====== THE RECORDS

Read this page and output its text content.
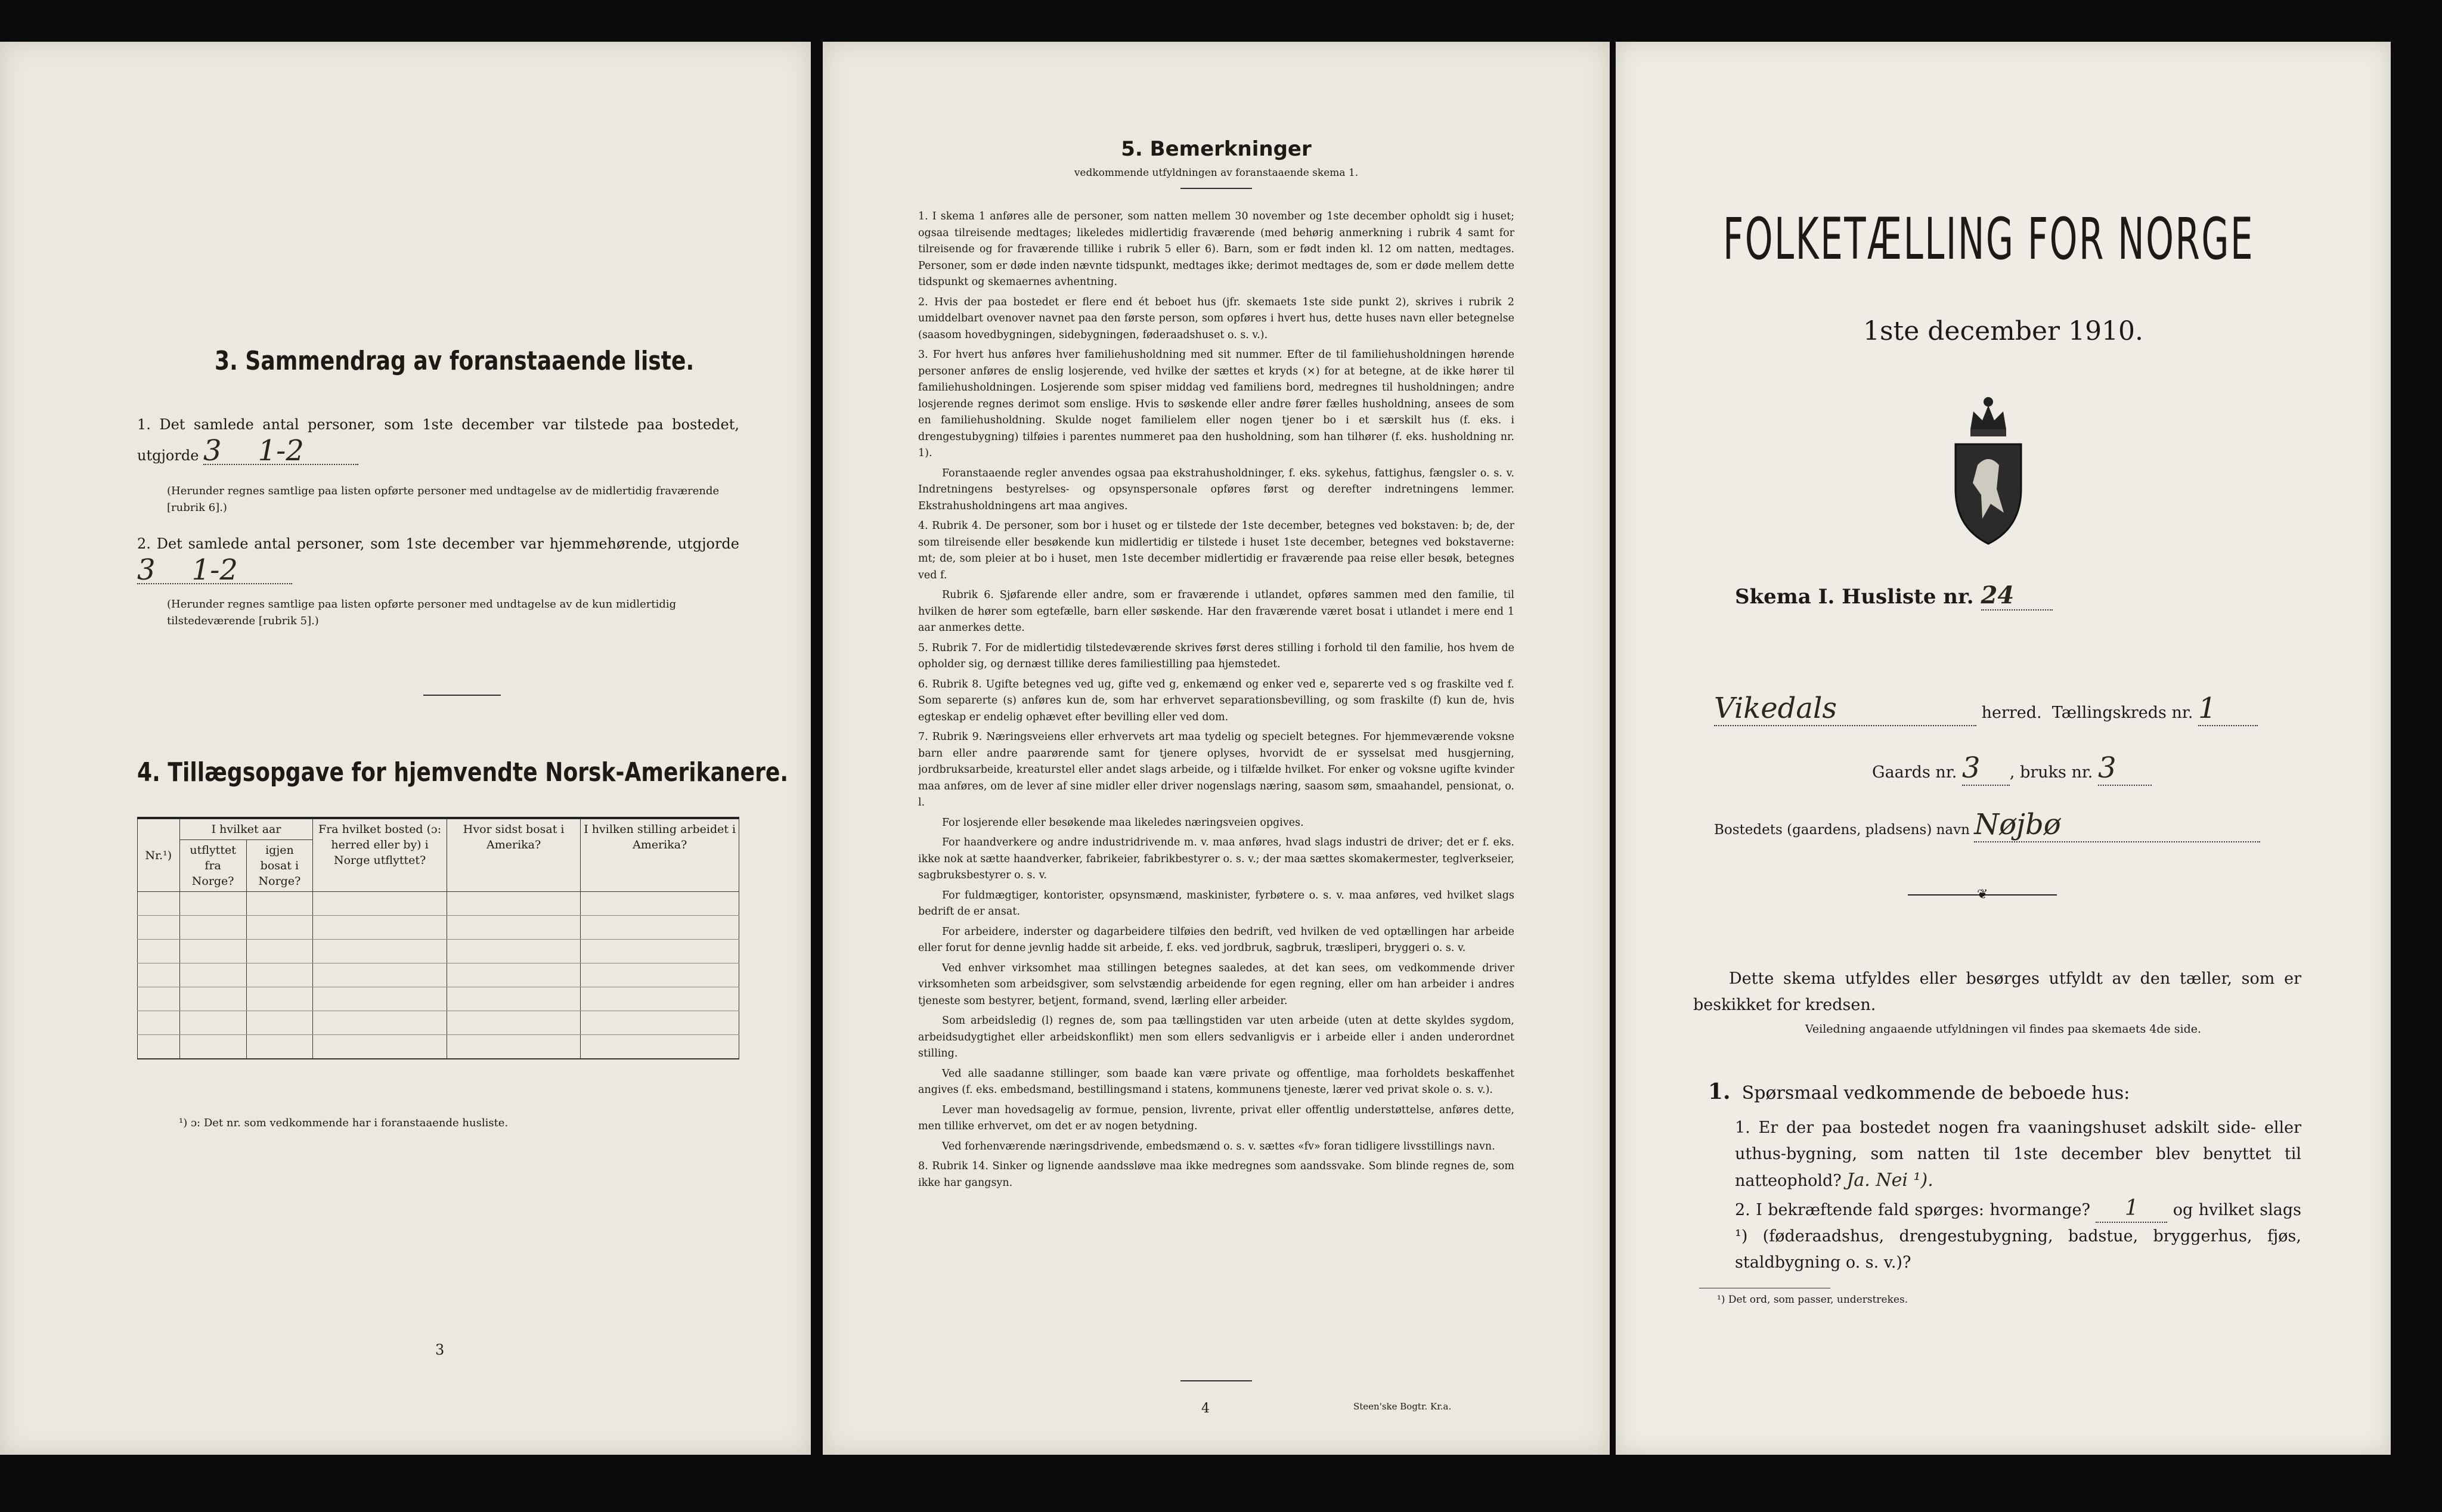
3. Sammendrag av foranstaaende liste.
1. Det samlede antal personer, som 1ste december var tilstede paa bostedet, utgjorde 3 1-2
(Herunder regnes samtlige paa listen opførte personer med undtagelse av de midlertidig fraværende [rubrik 6].)
2. Det samlede antal personer, som 1ste december var hjemmehørende, utgjorde 3 1-2
(Herunder regnes samtlige paa listen opførte personer med undtagelse av de kun midlertidig tilstedeværende [rubrik 5].)
4. Tillægsopgave for hjemvendte Norsk-Amerikanere.
Nr.¹)	I hvilket aar		Fra hvilket bosted (ɔ: herred eller by) i Norge utflyttet?	Hvor sidst bosat i Amerika?	I hvilken stilling arbeidet i Amerika?
	utflyttet fra Norge?	igjen bosat i Norge?			

¹) ɔ: Det nr. som vedkommende har i foranstaaende husliste.
3
5. Bemerkninger
vedkommende utfyldningen av foranstaaende skema 1.

1. I skema 1 anføres alle de personer, som natten mellem 30 november og 1ste december opholdt sig i huset; ogsaa tilreisende medtages; likeledes midlertidig fraværende (med behørig anmerkning i rubrik 4 samt for tilreisende og for fraværende tillike i rubrik 5 eller 6). Barn, som er født inden kl. 12 om natten, medtages. Personer, som er døde inden nævnte tidspunkt, medtages ikke; derimot medtages de, som er døde mellem dette tidspunkt og skemaernes avhentning.

2. Hvis der paa bostedet er flere end ét beboet hus (jfr. skemaets 1ste side punkt 2), skrives i rubrik 2 umiddelbart ovenover navnet paa den første person, som opføres i hvert hus, dette huses navn eller betegnelse (saasom hovedbygningen, sidebygningen, føderaadshuset o. s. v.).

3. For hvert hus anføres hver familiehusholdning med sit nummer. Efter de til familiehusholdningen hørende personer anføres de enslig losjerende, ved hvilke der sættes et kryds (×) for at betegne, at de ikke hører til familiehusholdningen. Losjerende som spiser middag ved familiens bord, medregnes til husholdningen; andre losjerende regnes derimot som enslige. Hvis to søskende eller andre fører fælles husholdning, ansees de som en familiehusholdning. Skulde noget familielem eller nogen tjener bo i et særskilt hus (f. eks. i drengestubygning) tilføies i parentes nummeret paa den husholdning, som han tilhører (f. eks. husholdning nr. 1).

Foranstaaende regler anvendes ogsaa paa ekstrahusholdninger, f. eks. sykehus, fattighus, fængsler o. s. v. Indretningens bestyrelses- og opsynspersonale opføres først og derefter indretningens lemmer. Ekstrahusholdningens art maa angives.

4. Rubrik 4. De personer, som bor i huset og er tilstede der 1ste december, betegnes ved bokstaven: b; de, der som tilreisende eller besøkende kun midlertidig er tilstede i huset 1ste december, betegnes ved bokstaverne: mt; de, som pleier at bo i huset, men 1ste december midlertidig er fraværende paa reise eller besøk, betegnes ved f.

Rubrik 6. Sjøfarende eller andre, som er fraværende i utlandet, opføres sammen med den familie, til hvilken de hører som egtefælle, barn eller søskende. Har den fraværende været bosat i utlandet i mere end 1 aar anmerkes dette.

5. Rubrik 7. For de midlertidig tilstedeværende skrives først deres stilling i forhold til den familie, hos hvem de opholder sig, og dernæst tillike deres familiestilling paa hjemstedet.

6. Rubrik 8. Ugifte betegnes ved ug, gifte ved g, enkemænd og enker ved e, separerte ved s og fraskilte ved f. Som separerte (s) anføres kun de, som har erhvervet separationsbevilling, og som fraskilte (f) kun de, hvis egteskap er endelig ophævet efter bevilling eller ved dom.

7. Rubrik 9. Næringsveiens eller erhvervets art maa tydelig og specielt betegnes. For hjemmeværende voksne barn eller andre paarørende samt for tjenere oplyses, hvorvidt de er sysselsat med husgjerning, jordbruksarbeide, kreaturstel eller andet slags arbeide, og i tilfælde hvilket. For enker og voksne ugifte kvinder maa anføres, om de lever af sine midler eller driver nogenslags næring, saasom søm, smaahandel, pensionat, o. l.

For losjerende eller besøkende maa likeledes næringsveien opgives.

For haandverkere og andre industridrivende m. v. maa anføres, hvad slags industri de driver; det er f. eks. ikke nok at sætte haandverker, fabrikeier, fabrikbestyrer o. s. v.; der maa sættes skomakermester, teglverkseier, sagbruksbestyrer o. s. v.

For fuldmægtiger, kontorister, opsynsmænd, maskinister, fyrbøtere o. s. v. maa anføres, ved hvilket slags bedrift de er ansat.

For arbeidere, inderster og dagarbeidere tilføies den bedrift, ved hvilken de ved optællingen har arbeide eller forut for denne jevnlig hadde sit arbeide, f. eks. ved jordbruk, sagbruk, træsliperi, bryggeri o. s. v.

Ved enhver virksomhet maa stillingen betegnes saaledes, at det kan sees, om vedkommende driver virksomheten som arbeidsgiver, som selvstændig arbeidende for egen regning, eller om han arbeider i andres tjeneste som bestyrer, betjent, formand, svend, lærling eller arbeider.

Som arbeidsledig (l) regnes de, som paa tællingstiden var uten arbeide (uten at dette skyldes sygdom, arbeidsudygtighet eller arbeidskonflikt) men som ellers sedvanligvis er i arbeide eller i anden underordnet stilling.

Ved alle saadanne stillinger, som baade kan være private og offentlige, maa forholdets beskaffenhet angives (f. eks. embedsmand, bestillingsmand i statens, kommunens tjeneste, lærer ved privat skole o. s. v.).

Lever man hovedsagelig av formue, pension, livrente, privat eller offentlig understøttelse, anføres dette, men tillike erhvervet, om det er av nogen betydning.

Ved forhenværende næringsdrivende, embedsmænd o. s. v. sættes «fv» foran tidligere livsstillings navn.

8. Rubrik 14. Sinker og lignende aandssløve maa ikke medregnes som aandssvake. Som blinde regnes de, som ikke har gangsyn.

4	Steen'ske Bogtr. Kr.a.
FOLKETÆLLING FOR NORGE
1ste december 1910.
Skema I. Husliste nr. 24
Vikedals	herred. Tællingskreds nr. 1
Gaards nr. 3 , bruks nr. 3
Bostedets (gaardens, pladsens) navn Nøjbø
❦
Dette skema utfyldes eller besørges utfyldt av den tæller, som er beskikket for kredsen.
Veiledning angaaende utfyldningen vil findes paa skemaets 4de side.
1. Spørsmaal vedkommende de beboede hus:
1. Er der paa bostedet nogen fra vaaningshuset adskilt side- eller uthus-bygning, som natten til 1ste december blev benyttet til natteophold? Ja. Nei ¹).
2. I bekræftende fald spørges: hvormange? 1 og hvilket slags ¹) (føderaadshus, drengestubygning, badstue, bryggerhus, fjøs, staldbygning o. s. v.)?
¹) Det ord, som passer, understrekes.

============

• _WORK INSTRUCTIONS_
Quote each record exactly as it stands, minus the pictures.

• _ANSWER TO THE EXERCISE_
Read this page and output its text content.
3. Sammendrag av foranstaaende liste.
1. Det samlede antal personer, som 1ste december var tilstede paa bostedet, utgjorde 3 1-2
(Herunder regnes samtlige paa listen opførte personer med undtagelse av de midlertidig fraværende [rubrik 6].)
2. Det samlede antal personer, som 1ste december var hjemmehørende, utgjorde 3 1-2
(Herunder regnes samtlige paa listen opførte personer med undtagelse av de kun midlertidig tilstedeværende [rubrik 5].)
4. Tillægsopgave for hjemvendte Norsk-Amerikanere.
Nr.¹)	I hvilket aar		Fra hvilket bosted (ɔ: herred eller by) i Norge utflyttet?	Hvor sidst bosat i Amerika?	I hvilken stilling arbeidet i Amerika?
	utflyttet fra Norge?	igjen bosat i Norge?			

¹) ɔ: Det nr. som vedkommende har i foranstaaende husliste.
3
5. Bemerkninger
vedkommende utfyldningen av foranstaaende skema 1.

1. I skema 1 anføres alle de personer, som natten mellem 30 november og 1ste december opholdt sig i huset; ogsaa tilreisende medtages; likeledes midlertidig fraværende (med behørig anmerkning i rubrik 4 samt for tilreisende og for fraværende tillike i rubrik 5 eller 6). Barn, som er født inden kl. 12 om natten, medtages. Personer, som er døde inden nævnte tidspunkt, medtages ikke; derimot medtages de, som er døde mellem dette tidspunkt og skemaernes avhentning.

2. Hvis der paa bostedet er flere end ét beboet hus (jfr. skemaets 1ste side punkt 2), skrives i rubrik 2 umiddelbart ovenover navnet paa den første person, som opføres i hvert hus, dette huses navn eller betegnelse (saasom hovedbygningen, sidebygningen, føderaadshuset o. s. v.).

3. For hvert hus anføres hver familiehusholdning med sit nummer. Efter de til familiehusholdningen hørende personer anføres de enslig losjerende, ved hvilke der sættes et kryds (×) for at betegne, at de ikke hører til familiehusholdningen. Losjerende som spiser middag ved familiens bord, medregnes til husholdningen; andre losjerende regnes derimot som enslige. Hvis to søskende eller andre fører fælles husholdning, ansees de som en familiehusholdning. Skulde noget familielem eller nogen tjener bo i et særskilt hus (f. eks. i drengestubygning) tilføies i parentes nummeret paa den husholdning, som han tilhører (f. eks. husholdning nr. 1).

Foranstaaende regler anvendes ogsaa paa ekstrahusholdninger, f. eks. sykehus, fattighus, fængsler o. s. v. Indretningens bestyrelses- og opsynspersonale opføres først og derefter indretningens lemmer. Ekstrahusholdningens art maa angives.

4. Rubrik 4. De personer, som bor i huset og er tilstede der 1ste december, betegnes ved bokstaven: b; de, der som tilreisende eller besøkende kun midlertidig er tilstede i huset 1ste december, betegnes ved bokstaverne: mt; de, som pleier at bo i huset, men 1ste december midlertidig er fraværende paa reise eller besøk, betegnes ved f.

Rubrik 6. Sjøfarende eller andre, som er fraværende i utlandet, opføres sammen med den familie, til hvilken de hører som egtefælle, barn eller søskende. Har den fraværende været bosat i utlandet i mere end 1 aar anmerkes dette.

5. Rubrik 7. For de midlertidig tilstedeværende skrives først deres stilling i forhold til den familie, hos hvem de opholder sig, og dernæst tillike deres familiestilling paa hjemstedet.

6. Rubrik 8. Ugifte betegnes ved ug, gifte ved g, enkemænd og enker ved e, separerte ved s og fraskilte ved f. Som separerte (s) anføres kun de, som har erhvervet separationsbevilling, og som fraskilte (f) kun de, hvis egteskap er endelig ophævet efter bevilling eller ved dom.

7. Rubrik 9. Næringsveiens eller erhvervets art maa tydelig og specielt betegnes. For hjemmeværende voksne barn eller andre paarørende samt for tjenere oplyses, hvorvidt de er sysselsat med husgjerning, jordbruksarbeide, kreaturstel eller andet slags arbeide, og i tilfælde hvilket. For enker og voksne ugifte kvinder maa anføres, om de lever af sine midler eller driver nogenslags næring, saasom søm, smaahandel, pensionat, o. l.

For losjerende eller besøkende maa likeledes næringsveien opgives.

For haandverkere og andre industridrivende m. v. maa anføres, hvad slags industri de driver; det er f. eks. ikke nok at sætte haandverker, fabrikeier, fabrikbestyrer o. s. v.; der maa sættes skomakermester, teglverkseier, sagbruksbestyrer o. s. v.

For fuldmægtiger, kontorister, opsynsmænd, maskinister, fyrbøtere o. s. v. maa anføres, ved hvilket slags bedrift de er ansat.

For arbeidere, inderster og dagarbeidere tilføies den bedrift, ved hvilken de ved optællingen har arbeide eller forut for denne jevnlig hadde sit arbeide, f. eks. ved jordbruk, sagbruk, træsliperi, bryggeri o. s. v.

Ved enhver virksomhet maa stillingen betegnes saaledes, at det kan sees, om vedkommende driver virksomheten som arbeidsgiver, som selvstændig arbeidende for egen regning, eller om han arbeider i andres tjeneste som bestyrer, betjent, formand, svend, lærling eller arbeider.

Som arbeidsledig (l) regnes de, som paa tællingstiden var uten arbeide (uten at dette skyldes sygdom, arbeidsudygtighet eller arbeidskonflikt) men som ellers sedvanligvis er i arbeide eller i anden underordnet stilling.

Ved alle saadanne stillinger, som baade kan være private og offentlige, maa forholdets beskaffenhet angives (f. eks. embedsmand, bestillingsmand i statens, kommunens tjeneste, lærer ved privat skole o. s. v.).

Lever man hovedsagelig av formue, pension, livrente, privat eller offentlig understøttelse, anføres dette, men tillike erhvervet, om det er av nogen betydning.

Ved forhenværende næringsdrivende, embedsmænd o. s. v. sættes «fv» foran tidligere livsstillings navn.

8. Rubrik 14. Sinker og lignende aandssløve maa ikke medregnes som aandssvake. Som blinde regnes de, som ikke har gangsyn.

4	Steen'ske Bogtr. Kr.a.
FOLKETÆLLING FOR NORGE
1ste december 1910.
Skema I. Husliste nr. 24
Vikedals	herred. Tællingskreds nr. 1
Gaards nr. 3 , bruks nr. 3
Bostedets (gaardens, pladsens) navn Nøjbø
❦
Dette skema utfyldes eller besørges utfyldt av den tæller, som er beskikket for kredsen.
Veiledning angaaende utfyldningen vil findes paa skemaets 4de side.
1. Spørsmaal vedkommende de beboede hus:
1. Er der paa bostedet nogen fra vaaningshuset adskilt side- eller uthus-bygning, som natten til 1ste december blev benyttet til natteophold? Ja. Nei ¹).
2. I bekræftende fald spørges: hvormange? 1 og hvilket slags ¹) (føderaadshus, drengestubygning, badstue, bryggerhus, fjøs, staldbygning o. s. v.)?
¹) Det ord, som passer, understrekes.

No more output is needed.